═══ RAW DATA ═══
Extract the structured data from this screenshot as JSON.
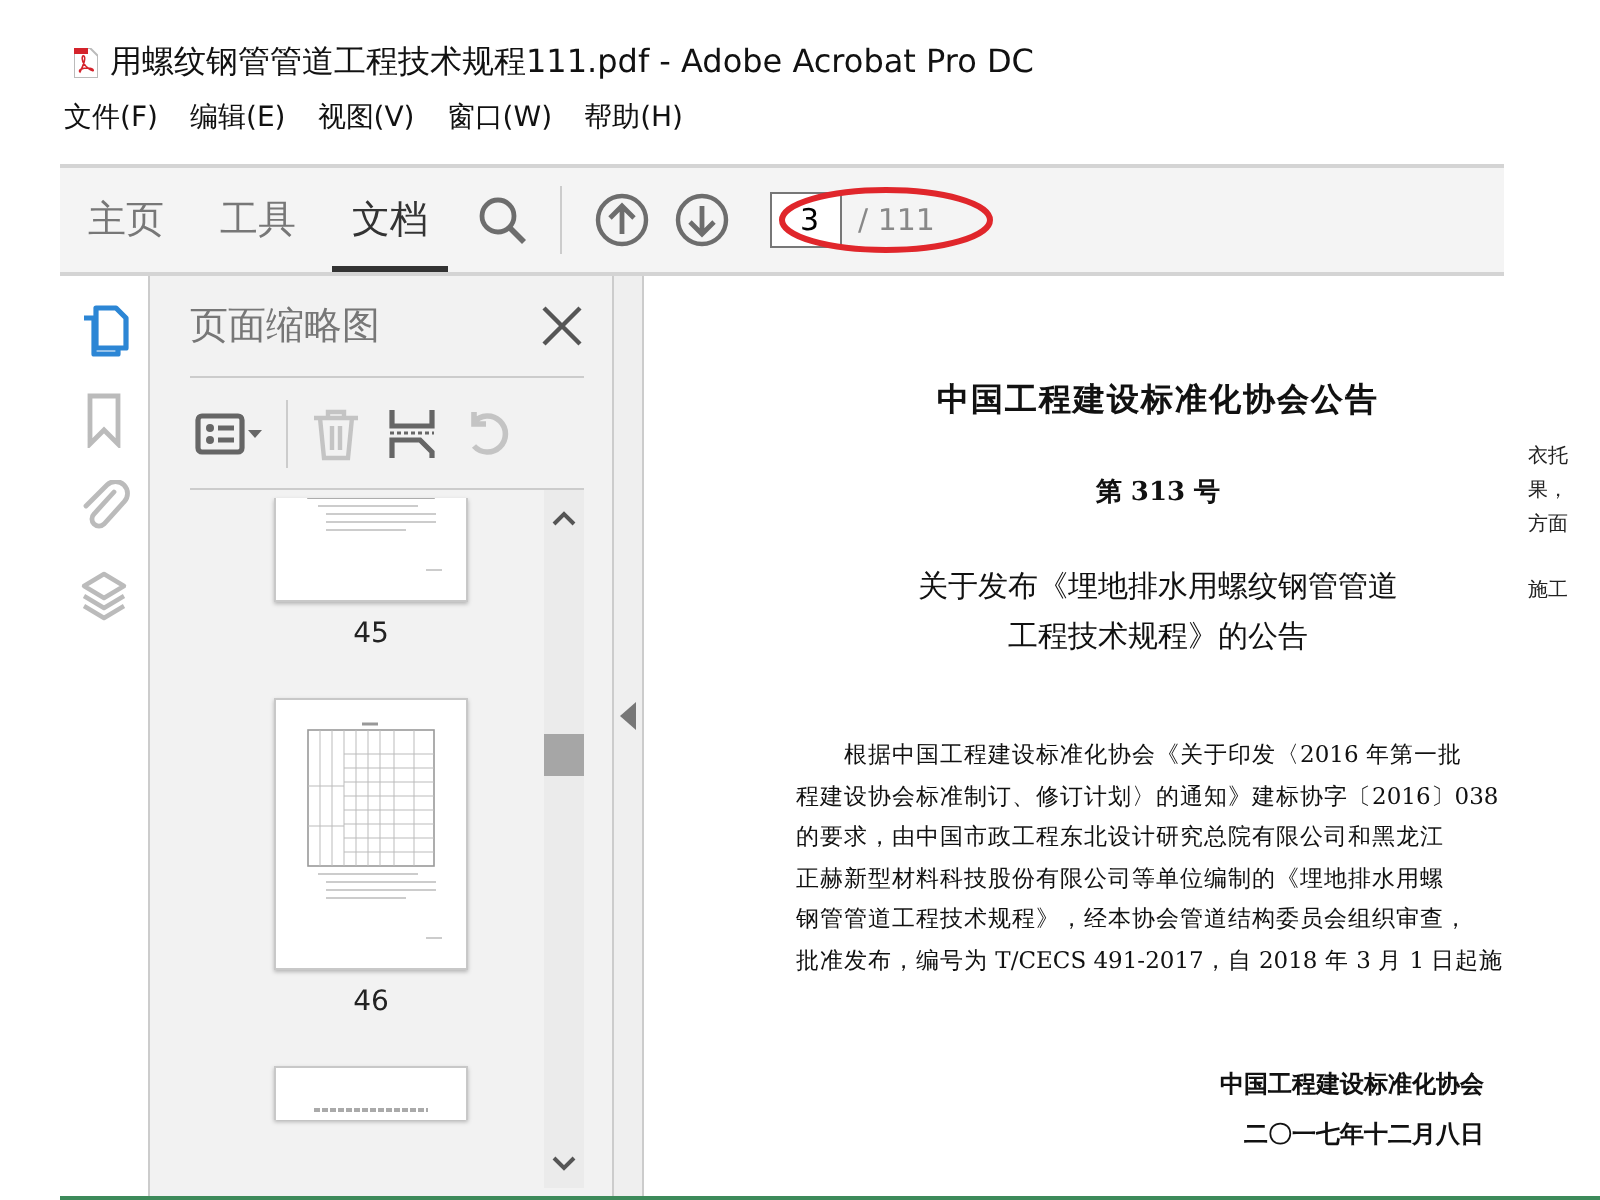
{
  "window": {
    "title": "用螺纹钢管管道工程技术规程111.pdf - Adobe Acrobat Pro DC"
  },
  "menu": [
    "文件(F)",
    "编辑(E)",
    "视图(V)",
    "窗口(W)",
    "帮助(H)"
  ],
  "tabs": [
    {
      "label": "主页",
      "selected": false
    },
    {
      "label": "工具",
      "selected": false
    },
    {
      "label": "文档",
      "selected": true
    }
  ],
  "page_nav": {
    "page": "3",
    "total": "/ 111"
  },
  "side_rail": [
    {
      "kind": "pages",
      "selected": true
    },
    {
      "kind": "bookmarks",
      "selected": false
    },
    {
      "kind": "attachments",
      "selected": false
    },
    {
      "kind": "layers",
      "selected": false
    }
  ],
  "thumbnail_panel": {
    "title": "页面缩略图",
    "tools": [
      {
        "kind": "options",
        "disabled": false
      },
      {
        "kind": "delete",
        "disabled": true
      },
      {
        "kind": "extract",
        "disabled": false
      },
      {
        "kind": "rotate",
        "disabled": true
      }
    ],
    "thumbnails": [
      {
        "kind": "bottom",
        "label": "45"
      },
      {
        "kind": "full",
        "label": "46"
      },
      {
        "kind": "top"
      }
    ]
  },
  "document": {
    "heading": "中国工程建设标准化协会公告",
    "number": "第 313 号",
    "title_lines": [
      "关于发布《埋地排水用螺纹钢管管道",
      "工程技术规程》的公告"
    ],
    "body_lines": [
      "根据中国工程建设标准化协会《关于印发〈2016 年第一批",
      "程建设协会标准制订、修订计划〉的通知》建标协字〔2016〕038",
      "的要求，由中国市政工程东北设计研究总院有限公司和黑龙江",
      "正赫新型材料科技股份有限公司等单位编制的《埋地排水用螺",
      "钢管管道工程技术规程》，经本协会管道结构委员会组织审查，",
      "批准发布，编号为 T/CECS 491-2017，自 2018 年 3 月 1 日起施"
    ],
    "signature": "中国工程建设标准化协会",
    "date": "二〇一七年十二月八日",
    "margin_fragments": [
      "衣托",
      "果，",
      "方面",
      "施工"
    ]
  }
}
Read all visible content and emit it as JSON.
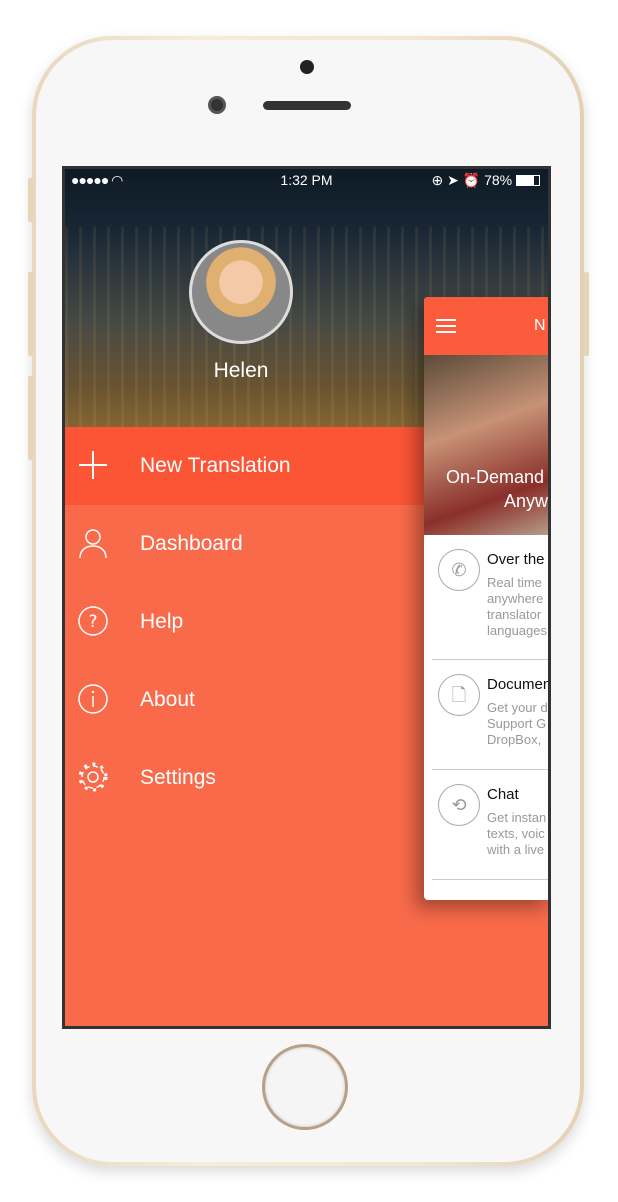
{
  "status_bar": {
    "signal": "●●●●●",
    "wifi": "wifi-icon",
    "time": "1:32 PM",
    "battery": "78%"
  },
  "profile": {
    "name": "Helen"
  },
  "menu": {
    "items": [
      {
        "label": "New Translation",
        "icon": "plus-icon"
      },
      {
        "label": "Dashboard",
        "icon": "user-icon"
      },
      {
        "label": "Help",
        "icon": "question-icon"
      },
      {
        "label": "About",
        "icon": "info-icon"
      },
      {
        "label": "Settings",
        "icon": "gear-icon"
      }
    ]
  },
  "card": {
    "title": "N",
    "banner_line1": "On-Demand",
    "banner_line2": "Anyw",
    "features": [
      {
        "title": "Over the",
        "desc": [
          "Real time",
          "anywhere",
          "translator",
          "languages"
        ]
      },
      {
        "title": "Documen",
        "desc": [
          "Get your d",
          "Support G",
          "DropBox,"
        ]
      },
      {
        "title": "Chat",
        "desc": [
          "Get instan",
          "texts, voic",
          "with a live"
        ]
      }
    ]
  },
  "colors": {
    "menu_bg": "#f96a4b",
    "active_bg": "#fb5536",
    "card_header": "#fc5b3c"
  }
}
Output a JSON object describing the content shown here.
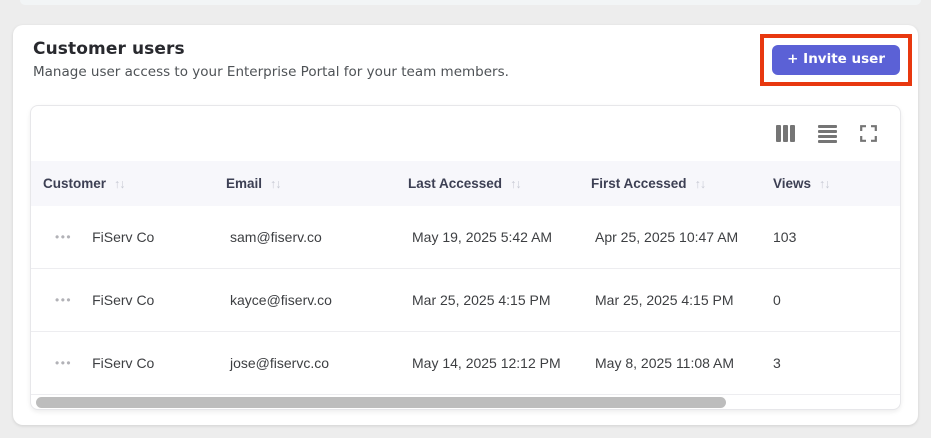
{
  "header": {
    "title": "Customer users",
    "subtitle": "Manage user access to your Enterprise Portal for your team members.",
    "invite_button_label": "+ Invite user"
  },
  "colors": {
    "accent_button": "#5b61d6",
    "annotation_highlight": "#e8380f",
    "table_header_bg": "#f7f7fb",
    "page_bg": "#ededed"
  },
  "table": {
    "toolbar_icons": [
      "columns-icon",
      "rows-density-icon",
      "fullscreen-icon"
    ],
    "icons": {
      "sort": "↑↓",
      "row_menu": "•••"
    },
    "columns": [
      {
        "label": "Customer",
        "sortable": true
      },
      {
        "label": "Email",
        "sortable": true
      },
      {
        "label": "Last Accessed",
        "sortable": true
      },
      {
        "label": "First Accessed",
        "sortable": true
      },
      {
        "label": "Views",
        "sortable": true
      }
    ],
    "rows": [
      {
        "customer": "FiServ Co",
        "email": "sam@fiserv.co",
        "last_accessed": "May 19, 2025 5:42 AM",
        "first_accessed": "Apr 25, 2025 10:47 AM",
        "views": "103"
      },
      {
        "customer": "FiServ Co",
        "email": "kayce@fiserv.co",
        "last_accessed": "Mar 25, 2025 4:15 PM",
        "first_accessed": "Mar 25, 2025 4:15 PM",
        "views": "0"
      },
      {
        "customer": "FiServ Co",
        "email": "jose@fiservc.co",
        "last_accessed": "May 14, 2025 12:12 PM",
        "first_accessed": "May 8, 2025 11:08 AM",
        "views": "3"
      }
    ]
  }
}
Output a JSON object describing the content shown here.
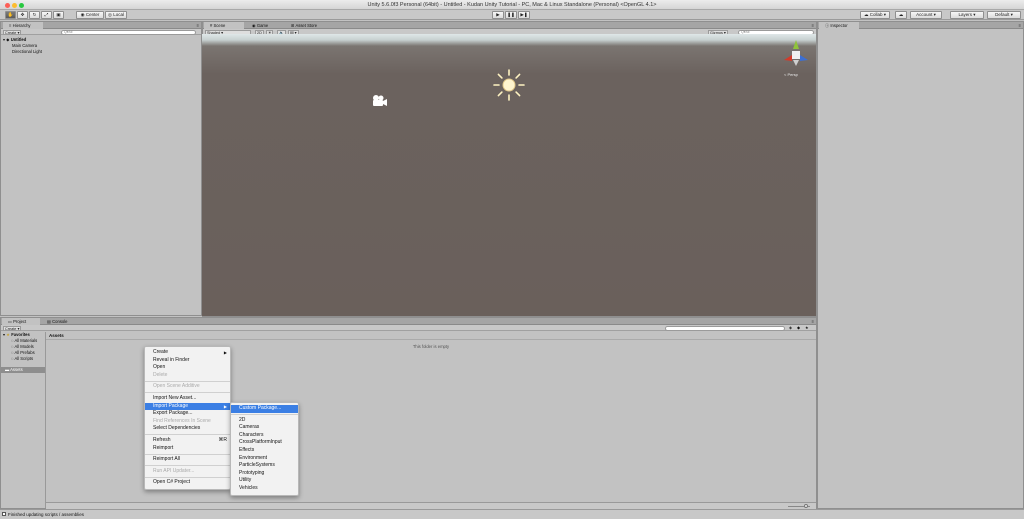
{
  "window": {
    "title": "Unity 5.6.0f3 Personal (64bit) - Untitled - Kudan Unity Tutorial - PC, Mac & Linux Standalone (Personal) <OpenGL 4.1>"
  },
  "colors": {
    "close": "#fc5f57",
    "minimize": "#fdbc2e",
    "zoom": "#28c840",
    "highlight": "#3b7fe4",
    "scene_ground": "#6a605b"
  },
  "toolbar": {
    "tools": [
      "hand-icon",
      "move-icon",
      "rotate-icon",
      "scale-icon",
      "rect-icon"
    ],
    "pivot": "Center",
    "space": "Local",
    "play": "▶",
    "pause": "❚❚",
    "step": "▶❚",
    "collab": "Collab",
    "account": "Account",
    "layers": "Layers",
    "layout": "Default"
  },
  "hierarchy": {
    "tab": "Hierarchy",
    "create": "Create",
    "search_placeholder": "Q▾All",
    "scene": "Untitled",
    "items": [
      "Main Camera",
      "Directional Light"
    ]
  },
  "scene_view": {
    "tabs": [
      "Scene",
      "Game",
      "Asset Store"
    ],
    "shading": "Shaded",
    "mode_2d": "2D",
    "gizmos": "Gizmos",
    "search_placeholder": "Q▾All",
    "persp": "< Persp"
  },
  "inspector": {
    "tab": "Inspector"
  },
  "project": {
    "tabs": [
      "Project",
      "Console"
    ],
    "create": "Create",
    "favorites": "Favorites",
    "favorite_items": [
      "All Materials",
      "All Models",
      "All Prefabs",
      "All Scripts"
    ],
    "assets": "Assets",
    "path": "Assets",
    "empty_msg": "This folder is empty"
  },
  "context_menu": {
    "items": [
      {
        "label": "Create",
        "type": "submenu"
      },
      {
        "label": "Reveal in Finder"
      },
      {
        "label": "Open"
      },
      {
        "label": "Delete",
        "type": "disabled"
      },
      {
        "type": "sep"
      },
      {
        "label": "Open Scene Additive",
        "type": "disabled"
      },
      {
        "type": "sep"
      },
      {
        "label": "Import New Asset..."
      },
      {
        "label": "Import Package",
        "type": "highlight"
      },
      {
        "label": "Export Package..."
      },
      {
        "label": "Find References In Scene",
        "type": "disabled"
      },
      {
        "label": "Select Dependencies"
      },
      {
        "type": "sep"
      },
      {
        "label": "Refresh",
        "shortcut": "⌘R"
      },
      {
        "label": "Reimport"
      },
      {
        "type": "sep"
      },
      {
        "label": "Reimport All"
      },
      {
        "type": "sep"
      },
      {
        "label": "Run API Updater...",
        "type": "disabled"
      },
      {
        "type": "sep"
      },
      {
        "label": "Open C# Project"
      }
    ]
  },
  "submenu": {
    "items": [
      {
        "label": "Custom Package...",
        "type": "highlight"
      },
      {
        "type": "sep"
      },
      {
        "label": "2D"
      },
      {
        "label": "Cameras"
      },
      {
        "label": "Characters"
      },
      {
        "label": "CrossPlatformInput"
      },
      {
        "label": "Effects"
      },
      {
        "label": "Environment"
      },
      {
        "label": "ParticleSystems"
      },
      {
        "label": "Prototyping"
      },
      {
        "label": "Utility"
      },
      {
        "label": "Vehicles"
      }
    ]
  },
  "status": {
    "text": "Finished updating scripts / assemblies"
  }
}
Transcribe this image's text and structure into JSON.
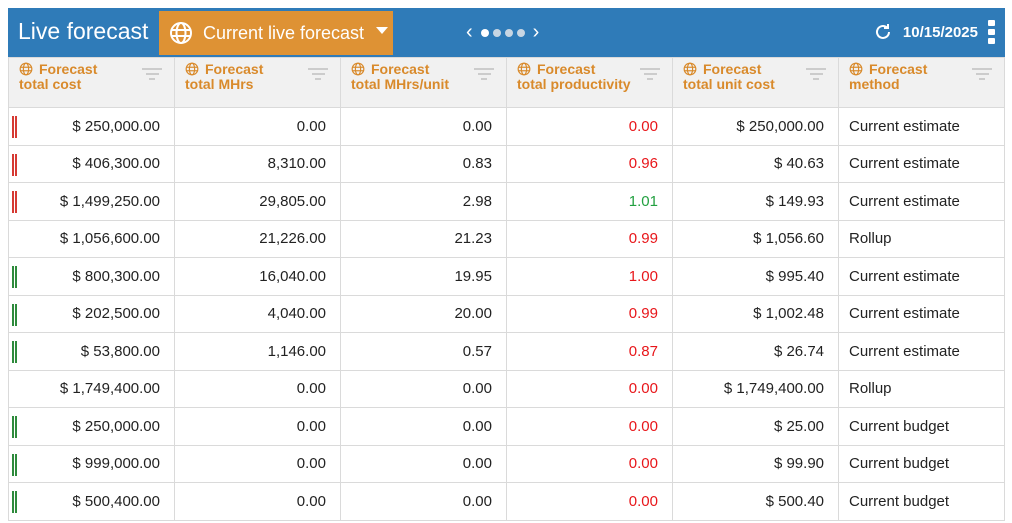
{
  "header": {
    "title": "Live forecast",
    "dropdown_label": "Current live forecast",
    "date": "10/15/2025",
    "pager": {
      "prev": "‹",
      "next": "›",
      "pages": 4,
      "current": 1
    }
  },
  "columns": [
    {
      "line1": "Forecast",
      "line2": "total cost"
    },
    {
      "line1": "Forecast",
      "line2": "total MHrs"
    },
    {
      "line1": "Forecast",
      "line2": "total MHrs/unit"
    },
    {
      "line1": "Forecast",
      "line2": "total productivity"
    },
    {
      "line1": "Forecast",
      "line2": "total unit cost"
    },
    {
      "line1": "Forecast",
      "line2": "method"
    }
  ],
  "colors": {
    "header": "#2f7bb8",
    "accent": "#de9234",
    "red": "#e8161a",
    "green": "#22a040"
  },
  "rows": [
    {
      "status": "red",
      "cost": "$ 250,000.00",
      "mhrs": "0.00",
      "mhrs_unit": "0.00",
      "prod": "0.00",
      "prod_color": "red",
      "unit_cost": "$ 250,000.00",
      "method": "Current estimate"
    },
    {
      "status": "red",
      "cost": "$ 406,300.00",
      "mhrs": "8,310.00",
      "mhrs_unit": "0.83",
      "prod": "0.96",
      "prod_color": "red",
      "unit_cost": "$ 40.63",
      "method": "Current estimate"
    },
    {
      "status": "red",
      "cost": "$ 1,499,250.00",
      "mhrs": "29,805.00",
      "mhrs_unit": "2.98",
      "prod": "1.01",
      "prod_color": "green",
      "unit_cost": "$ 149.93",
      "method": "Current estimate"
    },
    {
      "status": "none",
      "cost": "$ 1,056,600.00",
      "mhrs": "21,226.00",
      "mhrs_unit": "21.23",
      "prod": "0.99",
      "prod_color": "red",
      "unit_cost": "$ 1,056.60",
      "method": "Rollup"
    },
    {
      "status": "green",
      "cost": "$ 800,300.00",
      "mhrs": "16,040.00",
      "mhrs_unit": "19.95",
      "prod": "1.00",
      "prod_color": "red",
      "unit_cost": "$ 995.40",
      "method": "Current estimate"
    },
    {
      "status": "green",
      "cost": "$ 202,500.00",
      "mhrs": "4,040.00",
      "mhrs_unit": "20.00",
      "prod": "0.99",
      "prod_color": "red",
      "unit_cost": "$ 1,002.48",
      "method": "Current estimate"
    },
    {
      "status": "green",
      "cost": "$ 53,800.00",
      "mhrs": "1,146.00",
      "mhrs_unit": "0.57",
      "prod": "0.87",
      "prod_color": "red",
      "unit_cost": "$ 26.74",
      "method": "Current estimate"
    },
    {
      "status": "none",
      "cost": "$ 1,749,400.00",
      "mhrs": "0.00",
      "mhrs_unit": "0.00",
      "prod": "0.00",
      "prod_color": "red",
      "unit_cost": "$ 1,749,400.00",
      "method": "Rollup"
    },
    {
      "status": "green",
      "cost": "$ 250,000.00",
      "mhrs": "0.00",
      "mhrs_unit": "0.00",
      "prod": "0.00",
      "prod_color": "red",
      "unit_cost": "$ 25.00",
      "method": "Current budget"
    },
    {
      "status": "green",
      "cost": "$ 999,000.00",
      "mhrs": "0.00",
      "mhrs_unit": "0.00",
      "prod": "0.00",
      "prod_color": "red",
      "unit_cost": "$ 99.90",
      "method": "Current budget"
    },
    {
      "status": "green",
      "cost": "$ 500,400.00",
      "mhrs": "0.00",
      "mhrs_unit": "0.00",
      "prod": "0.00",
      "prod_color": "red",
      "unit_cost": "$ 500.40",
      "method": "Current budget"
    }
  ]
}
═══
• **PROBLEM**:
Read the lines above. Gather those in which the string "JSON" is found.

• **EXPECTED OUTPUT**:
Extract the structured data from this screenshot as JSON.
Read all visible content and emit it as JSON.
Output a JSON object describing the content shown here.
Output a JSON object describing the content shown here.
Transcribe this image's text and structure into JSON.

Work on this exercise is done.